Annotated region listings

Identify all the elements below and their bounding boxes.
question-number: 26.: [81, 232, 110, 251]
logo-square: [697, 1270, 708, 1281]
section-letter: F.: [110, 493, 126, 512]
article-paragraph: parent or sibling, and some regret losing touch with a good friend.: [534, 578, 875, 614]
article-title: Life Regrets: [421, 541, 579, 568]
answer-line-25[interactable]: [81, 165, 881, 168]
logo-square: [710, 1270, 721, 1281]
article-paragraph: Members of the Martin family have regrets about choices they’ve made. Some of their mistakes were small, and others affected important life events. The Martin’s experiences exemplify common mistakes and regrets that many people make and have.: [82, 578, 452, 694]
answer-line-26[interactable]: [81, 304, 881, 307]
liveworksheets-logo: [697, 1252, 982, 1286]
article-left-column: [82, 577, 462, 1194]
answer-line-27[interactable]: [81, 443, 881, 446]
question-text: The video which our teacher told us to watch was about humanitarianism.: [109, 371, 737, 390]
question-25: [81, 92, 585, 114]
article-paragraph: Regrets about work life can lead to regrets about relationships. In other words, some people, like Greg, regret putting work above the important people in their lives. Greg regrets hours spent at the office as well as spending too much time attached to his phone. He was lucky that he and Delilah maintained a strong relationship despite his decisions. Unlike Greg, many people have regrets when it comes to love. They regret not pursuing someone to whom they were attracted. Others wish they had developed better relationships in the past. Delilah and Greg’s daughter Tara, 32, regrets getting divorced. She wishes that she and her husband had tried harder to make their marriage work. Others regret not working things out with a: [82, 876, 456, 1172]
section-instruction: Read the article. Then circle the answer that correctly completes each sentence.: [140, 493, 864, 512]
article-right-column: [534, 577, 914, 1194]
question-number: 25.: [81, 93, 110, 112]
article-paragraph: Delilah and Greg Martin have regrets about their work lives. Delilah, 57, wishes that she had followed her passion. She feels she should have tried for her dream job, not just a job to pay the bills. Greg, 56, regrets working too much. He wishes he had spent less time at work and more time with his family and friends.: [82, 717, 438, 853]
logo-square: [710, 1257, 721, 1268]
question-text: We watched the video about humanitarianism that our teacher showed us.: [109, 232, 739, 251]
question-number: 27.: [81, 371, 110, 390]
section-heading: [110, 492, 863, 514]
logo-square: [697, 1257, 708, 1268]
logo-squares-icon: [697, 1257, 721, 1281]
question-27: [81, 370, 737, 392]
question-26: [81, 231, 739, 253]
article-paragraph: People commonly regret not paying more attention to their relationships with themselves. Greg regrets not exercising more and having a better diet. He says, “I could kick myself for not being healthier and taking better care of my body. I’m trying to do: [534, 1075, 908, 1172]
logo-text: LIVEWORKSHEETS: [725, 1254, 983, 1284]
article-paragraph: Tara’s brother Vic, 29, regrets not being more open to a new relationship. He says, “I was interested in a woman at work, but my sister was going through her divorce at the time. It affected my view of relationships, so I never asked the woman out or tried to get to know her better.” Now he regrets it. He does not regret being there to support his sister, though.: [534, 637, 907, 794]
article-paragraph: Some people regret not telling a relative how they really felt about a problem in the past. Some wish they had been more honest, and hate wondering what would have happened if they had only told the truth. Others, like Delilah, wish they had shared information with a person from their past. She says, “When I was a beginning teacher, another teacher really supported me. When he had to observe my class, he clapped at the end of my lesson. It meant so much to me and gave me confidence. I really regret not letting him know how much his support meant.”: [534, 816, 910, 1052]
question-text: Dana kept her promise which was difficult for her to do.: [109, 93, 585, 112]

» Exercise
Present every line of the records above as a numbered list, skipping any blank lines.

» Expected answer
1. Identify all the elements below and their bounding boxes.
2. question-number: 26.: [81, 232, 110, 251]
3. logo-square: [697, 1270, 708, 1281]
4. section-letter: F.: [110, 493, 126, 512]
5. article-paragraph: parent or sibling, and some regret losing touch with a good friend.: [534, 578, 875, 614]
6. article-title: Life Regrets: [421, 541, 579, 568]
7. answer-line-25[interactable]: [81, 165, 881, 168]
8. logo-square: [710, 1270, 721, 1281]
9. article-paragraph: Members of the Martin family have regrets about choices they’ve made. Some of their mistakes were small, and others affected important life events. The Martin’s experiences exemplify common mistakes and regrets that many people make and have.: [82, 578, 452, 694]
10. answer-line-26[interactable]: [81, 304, 881, 307]
11. liveworksheets-logo: [697, 1252, 982, 1286]
12. article-left-column: [82, 577, 462, 1194]
13. answer-line-27[interactable]: [81, 443, 881, 446]
14. question-text: The video which our teacher told us to watch was about humanitarianism.: [109, 371, 737, 390]
15. question-25: [81, 92, 585, 114]
16. article-paragraph: Regrets about work life can lead to regrets about relationships. In other words, some people, like Greg, regret putting work above the important people in their lives. Greg regrets hours spent at the office as well as spending too much time attached to his phone. He was lucky that he and Delilah maintained a strong relationship despite his decisions. Unlike Greg, many people have regrets when it comes to love. They regret not pursuing someone to whom they were attracted. Others wish they had developed better relationships in the past. Delilah and Greg’s daughter Tara, 32, regrets getting divorced. She wishes that she and her husband had tried harder to make their marriage work. Others regret not working things out with a: [82, 876, 456, 1172]
17. section-instruction: Read the article. Then circle the answer that correctly completes each sentence.: [140, 493, 864, 512]
18. article-right-column: [534, 577, 914, 1194]
19. question-number: 25.: [81, 93, 110, 112]
20. article-paragraph: Delilah and Greg Martin have regrets about their work lives. Delilah, 57, wishes that she had followed her passion. She feels she should have tried for her dream job, not just a job to pay the bills. Greg, 56, regrets working too much. He wishes he had spent less time at work and more time with his family and friends.: [82, 717, 438, 853]
21. logo-square: [710, 1257, 721, 1268]
22. question-text: We watched the video about humanitarianism that our teacher showed us.: [109, 232, 739, 251]
23. question-number: 27.: [81, 371, 110, 390]
24. section-heading: [110, 492, 863, 514]
25. logo-square: [697, 1257, 708, 1268]
26. logo-squares-icon: [697, 1257, 721, 1281]
27. question-27: [81, 370, 737, 392]
28. question-26: [81, 231, 739, 253]
29. article-paragraph: People commonly regret not paying more attention to their relationships with themselves. Greg regrets not exercising more and having a better diet. He says, “I could kick myself for not being healthier and taking better care of my body. I’m trying to do: [534, 1075, 908, 1172]
30. logo-text: LIVEWORKSHEETS: [725, 1254, 983, 1284]
31. article-paragraph: Tara’s brother Vic, 29, regrets not being more open to a new relationship. He says, “I was interested in a woman at work, but my sister was going through her divorce at the time. It affected my view of relationships, so I never asked the woman out or tried to get to know her better.” Now he regrets it. He does not regret being there to support his sister, though.: [534, 637, 907, 794]
32. article-paragraph: Some people regret not telling a relative how they really felt about a problem in the past. Some wish they had been more honest, and hate wondering what would have happened if they had only told the truth. Others, like Delilah, wish they had shared information with a person from their past. She says, “When I was a beginning teacher, another teacher really supported me. When he had to observe my class, he clapped at the end of my lesson. It meant so much to me and gave me confidence. I really regret not letting him know how much his support meant.”: [534, 816, 910, 1052]
33. question-text: Dana kept her promise which was difficult for her to do.: [109, 93, 585, 112]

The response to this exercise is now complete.